*** RECORDS FOR PROCESSING ***
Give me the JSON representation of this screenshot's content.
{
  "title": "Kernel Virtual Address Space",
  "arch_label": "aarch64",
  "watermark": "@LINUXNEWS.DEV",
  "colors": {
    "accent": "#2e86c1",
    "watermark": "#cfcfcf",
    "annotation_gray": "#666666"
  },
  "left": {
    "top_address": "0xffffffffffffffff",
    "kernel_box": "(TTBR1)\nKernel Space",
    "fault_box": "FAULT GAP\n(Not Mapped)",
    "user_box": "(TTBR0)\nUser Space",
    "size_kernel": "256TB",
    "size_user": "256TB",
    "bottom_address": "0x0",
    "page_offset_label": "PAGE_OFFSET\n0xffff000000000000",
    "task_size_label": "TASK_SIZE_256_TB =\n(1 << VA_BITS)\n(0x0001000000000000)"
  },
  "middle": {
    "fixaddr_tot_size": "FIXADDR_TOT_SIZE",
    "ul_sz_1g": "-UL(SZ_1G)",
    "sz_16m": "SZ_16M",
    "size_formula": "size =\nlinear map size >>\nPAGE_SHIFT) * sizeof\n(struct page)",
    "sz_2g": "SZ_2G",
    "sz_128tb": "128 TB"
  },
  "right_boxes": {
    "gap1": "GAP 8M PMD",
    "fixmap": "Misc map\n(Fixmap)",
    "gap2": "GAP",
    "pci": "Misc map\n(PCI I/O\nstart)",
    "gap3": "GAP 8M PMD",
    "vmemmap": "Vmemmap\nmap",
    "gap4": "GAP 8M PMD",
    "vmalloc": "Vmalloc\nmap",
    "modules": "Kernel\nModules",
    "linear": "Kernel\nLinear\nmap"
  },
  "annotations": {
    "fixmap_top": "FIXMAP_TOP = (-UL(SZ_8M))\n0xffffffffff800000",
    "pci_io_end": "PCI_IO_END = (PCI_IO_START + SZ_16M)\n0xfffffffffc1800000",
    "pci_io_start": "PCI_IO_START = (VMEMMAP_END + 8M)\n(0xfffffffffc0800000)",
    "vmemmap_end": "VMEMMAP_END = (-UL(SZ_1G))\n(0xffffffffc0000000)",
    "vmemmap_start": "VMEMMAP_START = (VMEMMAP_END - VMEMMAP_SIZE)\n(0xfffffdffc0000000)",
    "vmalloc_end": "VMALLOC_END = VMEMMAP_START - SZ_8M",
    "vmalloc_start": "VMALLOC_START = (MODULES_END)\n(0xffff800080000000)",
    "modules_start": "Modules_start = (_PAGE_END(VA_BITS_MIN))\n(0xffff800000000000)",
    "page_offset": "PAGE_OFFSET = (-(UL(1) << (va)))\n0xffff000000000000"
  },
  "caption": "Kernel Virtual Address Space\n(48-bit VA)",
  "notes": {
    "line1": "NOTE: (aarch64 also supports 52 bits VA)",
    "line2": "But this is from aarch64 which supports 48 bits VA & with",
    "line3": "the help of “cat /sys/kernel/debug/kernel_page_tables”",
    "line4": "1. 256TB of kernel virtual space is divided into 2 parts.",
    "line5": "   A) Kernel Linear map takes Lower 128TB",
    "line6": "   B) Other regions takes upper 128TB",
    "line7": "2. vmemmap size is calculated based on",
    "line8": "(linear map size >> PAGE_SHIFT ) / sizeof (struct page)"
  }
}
***
EXERCISE DESCRIPTION —
For each line of the listing that holds the word "takes", show that line.

EXERCISE RESPONSE —
    "line5": "   A) Kernel Linear map takes Lower 128TB",
    "line6": "   B) Other regions takes upper 128TB",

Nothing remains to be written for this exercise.